_SHORT EXERCISE:_ Within the material below, find each line bearing the word "name" and present it.

_DATA LISTING:_
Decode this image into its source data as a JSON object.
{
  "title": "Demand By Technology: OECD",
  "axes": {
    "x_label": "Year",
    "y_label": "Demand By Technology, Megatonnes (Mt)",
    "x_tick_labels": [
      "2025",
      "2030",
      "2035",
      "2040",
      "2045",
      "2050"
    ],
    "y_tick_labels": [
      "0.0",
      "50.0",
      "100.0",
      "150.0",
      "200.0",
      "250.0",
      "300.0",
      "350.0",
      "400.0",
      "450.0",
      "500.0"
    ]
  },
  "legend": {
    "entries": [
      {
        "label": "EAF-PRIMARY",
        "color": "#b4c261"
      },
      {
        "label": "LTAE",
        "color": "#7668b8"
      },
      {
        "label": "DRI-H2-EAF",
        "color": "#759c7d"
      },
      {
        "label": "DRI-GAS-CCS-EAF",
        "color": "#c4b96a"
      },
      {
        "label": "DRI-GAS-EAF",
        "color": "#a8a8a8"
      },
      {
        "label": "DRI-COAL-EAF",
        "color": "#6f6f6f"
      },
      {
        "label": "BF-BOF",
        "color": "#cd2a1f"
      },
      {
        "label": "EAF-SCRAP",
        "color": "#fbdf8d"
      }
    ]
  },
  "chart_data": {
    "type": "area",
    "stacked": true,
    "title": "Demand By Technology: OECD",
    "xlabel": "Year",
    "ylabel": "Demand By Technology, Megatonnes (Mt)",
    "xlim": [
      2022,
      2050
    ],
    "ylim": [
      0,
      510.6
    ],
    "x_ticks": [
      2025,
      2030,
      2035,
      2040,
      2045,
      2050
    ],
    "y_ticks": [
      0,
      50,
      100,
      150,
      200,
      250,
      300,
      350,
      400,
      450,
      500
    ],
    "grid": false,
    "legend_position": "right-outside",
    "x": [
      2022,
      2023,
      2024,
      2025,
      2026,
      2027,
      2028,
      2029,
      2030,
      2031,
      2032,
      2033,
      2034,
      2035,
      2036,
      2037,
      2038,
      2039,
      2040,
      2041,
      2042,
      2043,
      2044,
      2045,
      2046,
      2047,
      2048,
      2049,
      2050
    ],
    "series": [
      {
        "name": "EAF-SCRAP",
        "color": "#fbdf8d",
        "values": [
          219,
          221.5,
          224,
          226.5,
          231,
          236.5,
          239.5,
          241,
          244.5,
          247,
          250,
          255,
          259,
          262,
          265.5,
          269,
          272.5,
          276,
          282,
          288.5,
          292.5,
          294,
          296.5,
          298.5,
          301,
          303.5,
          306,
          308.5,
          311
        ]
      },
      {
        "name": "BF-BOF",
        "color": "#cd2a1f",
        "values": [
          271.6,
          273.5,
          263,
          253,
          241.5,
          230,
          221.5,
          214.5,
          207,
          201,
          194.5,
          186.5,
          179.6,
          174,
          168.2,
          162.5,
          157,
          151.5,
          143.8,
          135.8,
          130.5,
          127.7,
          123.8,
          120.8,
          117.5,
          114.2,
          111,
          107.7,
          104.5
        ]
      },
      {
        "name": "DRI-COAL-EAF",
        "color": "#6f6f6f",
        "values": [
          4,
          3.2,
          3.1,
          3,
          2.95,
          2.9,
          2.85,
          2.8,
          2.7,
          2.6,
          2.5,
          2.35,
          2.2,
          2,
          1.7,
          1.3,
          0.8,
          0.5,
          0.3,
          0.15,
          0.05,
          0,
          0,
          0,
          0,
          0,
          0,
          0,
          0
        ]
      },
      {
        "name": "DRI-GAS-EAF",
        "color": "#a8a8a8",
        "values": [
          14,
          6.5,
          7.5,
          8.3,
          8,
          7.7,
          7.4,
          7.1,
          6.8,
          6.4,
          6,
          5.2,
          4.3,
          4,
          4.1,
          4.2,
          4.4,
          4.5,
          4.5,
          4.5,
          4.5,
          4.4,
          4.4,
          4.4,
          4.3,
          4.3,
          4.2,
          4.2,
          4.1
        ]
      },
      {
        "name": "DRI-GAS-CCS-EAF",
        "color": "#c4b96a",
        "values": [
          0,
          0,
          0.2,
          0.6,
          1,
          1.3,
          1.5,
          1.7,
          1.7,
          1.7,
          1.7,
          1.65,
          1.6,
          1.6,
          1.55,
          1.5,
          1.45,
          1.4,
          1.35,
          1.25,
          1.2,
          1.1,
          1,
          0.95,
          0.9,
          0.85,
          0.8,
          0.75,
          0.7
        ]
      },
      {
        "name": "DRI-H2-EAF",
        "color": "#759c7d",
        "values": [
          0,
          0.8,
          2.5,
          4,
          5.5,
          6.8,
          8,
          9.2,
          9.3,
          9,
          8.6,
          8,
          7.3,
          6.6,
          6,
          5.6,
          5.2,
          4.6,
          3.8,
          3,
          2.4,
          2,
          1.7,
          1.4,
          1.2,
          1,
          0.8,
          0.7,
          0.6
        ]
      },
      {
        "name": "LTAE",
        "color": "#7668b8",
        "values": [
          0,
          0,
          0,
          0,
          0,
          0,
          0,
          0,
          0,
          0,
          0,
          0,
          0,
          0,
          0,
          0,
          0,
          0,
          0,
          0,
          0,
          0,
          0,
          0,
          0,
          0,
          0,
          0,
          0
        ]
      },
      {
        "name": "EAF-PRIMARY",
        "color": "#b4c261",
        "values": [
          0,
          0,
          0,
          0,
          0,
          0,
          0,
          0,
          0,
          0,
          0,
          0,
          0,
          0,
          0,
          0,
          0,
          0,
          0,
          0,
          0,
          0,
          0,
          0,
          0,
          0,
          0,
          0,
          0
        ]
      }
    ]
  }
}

_SOLUTION TO THIS EXERCISE:_
        "name": "EAF-SCRAP",
        "name": "BF-BOF",
        "name": "DRI-COAL-EAF",
        "name": "DRI-GAS-EAF",
        "name": "DRI-GAS-CCS-EAF",
        "name": "DRI-H2-EAF",
        "name": "LTAE",
        "name": "EAF-PRIMARY",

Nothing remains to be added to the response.